• **Problem**
Find the lines containing the word "لکھئے" and copy every one of them.

• **Material for this exercise**
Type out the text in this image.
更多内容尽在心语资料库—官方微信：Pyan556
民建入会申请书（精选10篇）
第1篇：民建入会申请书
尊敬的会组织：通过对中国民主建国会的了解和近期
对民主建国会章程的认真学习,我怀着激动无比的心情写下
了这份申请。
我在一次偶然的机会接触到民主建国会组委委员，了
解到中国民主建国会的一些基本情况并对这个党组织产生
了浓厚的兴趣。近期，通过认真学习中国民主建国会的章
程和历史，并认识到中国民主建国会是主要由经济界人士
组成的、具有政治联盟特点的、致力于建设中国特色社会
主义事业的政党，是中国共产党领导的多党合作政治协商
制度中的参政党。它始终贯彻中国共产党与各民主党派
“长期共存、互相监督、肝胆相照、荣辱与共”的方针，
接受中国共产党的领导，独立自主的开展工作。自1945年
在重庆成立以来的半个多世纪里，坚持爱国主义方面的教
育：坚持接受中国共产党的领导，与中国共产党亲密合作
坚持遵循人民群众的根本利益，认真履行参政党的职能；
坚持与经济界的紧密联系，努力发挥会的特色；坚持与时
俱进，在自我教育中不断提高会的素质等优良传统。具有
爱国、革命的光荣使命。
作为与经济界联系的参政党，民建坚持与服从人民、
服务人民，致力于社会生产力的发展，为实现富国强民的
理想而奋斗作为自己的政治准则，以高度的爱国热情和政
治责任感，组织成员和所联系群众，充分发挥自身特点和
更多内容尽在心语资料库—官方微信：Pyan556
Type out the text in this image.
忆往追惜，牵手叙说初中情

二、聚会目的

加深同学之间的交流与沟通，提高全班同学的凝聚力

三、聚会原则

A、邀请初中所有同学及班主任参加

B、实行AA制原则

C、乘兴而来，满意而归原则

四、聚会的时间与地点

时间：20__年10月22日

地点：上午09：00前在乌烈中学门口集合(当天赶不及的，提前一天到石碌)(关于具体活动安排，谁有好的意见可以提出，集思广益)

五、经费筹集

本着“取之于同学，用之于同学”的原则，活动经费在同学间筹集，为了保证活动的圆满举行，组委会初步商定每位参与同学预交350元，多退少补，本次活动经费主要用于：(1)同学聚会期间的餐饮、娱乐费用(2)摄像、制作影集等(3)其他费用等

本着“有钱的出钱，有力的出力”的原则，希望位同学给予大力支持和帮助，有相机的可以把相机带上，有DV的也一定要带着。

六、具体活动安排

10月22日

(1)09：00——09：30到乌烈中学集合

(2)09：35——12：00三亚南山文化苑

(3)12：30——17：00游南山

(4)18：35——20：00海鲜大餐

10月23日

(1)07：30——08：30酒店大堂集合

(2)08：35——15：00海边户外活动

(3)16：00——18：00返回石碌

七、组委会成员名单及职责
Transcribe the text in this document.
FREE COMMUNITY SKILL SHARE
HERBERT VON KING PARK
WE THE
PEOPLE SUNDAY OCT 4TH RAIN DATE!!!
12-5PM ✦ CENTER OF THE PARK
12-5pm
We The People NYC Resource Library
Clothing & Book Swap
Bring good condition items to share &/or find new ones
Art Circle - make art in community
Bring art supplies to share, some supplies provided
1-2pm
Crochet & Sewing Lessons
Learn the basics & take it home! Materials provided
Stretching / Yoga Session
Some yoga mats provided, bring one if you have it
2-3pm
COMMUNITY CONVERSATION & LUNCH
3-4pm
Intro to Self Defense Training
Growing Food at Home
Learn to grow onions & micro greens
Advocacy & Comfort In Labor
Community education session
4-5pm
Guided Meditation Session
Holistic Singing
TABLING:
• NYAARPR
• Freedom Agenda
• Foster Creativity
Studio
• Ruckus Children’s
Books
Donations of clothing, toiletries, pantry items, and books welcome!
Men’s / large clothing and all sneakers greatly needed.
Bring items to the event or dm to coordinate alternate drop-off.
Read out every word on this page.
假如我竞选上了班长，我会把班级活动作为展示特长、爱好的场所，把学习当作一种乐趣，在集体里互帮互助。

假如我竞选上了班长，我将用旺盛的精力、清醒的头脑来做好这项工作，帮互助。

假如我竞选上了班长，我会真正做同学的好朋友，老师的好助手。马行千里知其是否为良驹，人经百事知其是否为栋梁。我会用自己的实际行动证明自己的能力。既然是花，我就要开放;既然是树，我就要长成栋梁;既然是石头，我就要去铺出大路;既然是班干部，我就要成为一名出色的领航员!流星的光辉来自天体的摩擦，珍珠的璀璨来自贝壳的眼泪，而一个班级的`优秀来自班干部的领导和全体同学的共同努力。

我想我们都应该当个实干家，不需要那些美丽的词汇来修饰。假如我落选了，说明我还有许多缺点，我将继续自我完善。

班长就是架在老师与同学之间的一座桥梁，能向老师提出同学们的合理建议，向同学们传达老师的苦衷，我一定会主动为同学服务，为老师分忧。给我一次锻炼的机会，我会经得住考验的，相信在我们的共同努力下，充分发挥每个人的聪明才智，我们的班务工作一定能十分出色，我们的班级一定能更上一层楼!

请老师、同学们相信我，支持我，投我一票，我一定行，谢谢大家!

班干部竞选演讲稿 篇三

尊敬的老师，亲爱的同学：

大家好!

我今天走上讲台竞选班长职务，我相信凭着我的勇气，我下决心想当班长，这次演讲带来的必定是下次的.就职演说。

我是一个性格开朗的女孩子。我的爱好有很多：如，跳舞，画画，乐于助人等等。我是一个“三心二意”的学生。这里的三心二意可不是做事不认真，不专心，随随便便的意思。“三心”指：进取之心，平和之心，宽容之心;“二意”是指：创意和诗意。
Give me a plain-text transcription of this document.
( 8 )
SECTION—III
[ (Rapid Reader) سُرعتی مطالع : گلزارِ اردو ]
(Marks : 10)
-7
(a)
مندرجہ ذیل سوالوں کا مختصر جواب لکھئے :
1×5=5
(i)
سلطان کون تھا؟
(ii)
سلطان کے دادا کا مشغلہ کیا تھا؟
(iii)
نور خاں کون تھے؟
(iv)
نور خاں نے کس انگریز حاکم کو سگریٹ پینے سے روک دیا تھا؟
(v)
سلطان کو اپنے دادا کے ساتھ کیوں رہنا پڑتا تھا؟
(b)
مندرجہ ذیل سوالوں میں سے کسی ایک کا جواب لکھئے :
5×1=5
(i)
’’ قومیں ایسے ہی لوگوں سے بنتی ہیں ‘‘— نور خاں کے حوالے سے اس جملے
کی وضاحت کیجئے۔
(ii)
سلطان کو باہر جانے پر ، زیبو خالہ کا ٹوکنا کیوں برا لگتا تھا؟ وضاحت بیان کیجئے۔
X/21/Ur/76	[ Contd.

• **The output**
مندرجہ ذیل سوالوں کا مختصر جواب لکھئے :
مندرجہ ذیل سوالوں میں سے کسی ایک کا جواب لکھئے :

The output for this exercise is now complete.